▸ What is required
Check every line below for the word "healthy" and copy each one that has it.

[Bounding box prediction data]
[Start of Attachment]
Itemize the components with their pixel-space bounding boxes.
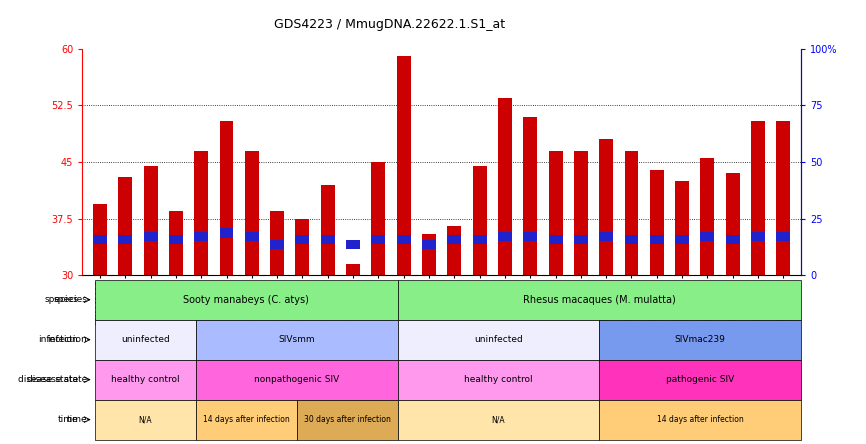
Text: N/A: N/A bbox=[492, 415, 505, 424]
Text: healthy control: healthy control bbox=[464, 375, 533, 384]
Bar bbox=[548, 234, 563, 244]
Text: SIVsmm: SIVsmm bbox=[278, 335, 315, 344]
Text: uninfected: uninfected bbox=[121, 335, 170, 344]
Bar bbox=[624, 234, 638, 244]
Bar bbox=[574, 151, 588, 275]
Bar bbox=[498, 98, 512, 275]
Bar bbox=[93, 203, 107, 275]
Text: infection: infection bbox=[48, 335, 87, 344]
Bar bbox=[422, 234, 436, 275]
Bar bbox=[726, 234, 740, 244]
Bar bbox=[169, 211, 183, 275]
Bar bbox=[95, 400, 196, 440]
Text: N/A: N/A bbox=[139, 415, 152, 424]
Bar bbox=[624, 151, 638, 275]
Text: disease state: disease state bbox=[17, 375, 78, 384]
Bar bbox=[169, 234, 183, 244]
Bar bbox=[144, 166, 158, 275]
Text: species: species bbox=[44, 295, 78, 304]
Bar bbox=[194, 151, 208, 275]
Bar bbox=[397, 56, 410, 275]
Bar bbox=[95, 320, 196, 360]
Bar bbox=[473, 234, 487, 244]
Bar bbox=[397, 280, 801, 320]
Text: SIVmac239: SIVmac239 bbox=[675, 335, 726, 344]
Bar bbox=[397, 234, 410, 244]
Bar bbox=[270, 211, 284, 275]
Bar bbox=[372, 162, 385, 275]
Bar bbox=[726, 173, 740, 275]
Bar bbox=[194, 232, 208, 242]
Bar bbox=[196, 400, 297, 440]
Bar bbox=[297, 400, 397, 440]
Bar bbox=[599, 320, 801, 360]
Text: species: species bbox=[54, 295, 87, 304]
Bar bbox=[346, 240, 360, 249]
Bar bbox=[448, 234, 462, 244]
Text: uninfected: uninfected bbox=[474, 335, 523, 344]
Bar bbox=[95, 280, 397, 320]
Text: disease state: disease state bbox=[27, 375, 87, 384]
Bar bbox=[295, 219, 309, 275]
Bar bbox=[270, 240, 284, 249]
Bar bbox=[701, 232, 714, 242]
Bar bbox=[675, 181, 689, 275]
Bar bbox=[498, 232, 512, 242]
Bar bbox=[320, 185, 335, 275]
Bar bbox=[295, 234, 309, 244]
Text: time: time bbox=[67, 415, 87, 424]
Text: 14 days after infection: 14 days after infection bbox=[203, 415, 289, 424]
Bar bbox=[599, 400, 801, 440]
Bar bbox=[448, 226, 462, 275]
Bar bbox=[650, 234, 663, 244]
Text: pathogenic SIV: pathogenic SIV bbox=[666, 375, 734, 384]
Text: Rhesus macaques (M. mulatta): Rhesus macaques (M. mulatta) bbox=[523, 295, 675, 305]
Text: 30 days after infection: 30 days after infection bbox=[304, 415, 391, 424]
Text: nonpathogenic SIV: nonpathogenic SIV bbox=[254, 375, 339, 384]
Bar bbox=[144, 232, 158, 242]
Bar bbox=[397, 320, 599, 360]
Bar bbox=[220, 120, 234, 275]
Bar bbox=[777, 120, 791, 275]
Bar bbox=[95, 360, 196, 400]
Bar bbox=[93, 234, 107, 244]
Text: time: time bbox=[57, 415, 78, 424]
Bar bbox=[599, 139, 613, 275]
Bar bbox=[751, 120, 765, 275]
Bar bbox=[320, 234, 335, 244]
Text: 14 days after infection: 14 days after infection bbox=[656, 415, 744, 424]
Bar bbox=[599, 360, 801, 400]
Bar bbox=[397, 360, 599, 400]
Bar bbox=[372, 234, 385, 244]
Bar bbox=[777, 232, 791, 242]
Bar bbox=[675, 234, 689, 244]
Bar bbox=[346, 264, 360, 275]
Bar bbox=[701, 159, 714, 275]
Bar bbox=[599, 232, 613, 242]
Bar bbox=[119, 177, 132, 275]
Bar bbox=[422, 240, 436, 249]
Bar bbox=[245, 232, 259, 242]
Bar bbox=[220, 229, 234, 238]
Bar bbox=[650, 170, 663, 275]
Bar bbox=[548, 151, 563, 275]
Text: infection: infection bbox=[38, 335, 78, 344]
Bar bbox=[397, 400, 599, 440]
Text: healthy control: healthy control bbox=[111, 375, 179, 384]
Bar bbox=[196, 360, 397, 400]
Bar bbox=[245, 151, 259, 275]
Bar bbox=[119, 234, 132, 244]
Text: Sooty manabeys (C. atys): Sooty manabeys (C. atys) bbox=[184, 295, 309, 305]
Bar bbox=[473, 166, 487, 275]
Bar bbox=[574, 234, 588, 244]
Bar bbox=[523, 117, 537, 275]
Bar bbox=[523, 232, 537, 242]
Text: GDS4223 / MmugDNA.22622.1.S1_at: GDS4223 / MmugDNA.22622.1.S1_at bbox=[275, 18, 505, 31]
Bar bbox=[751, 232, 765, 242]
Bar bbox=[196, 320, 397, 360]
[End of Attachment]
▸ Result of the task
Text: healthy control: healthy control bbox=[464, 375, 533, 384]
Text: healthy control: healthy control bbox=[111, 375, 179, 384]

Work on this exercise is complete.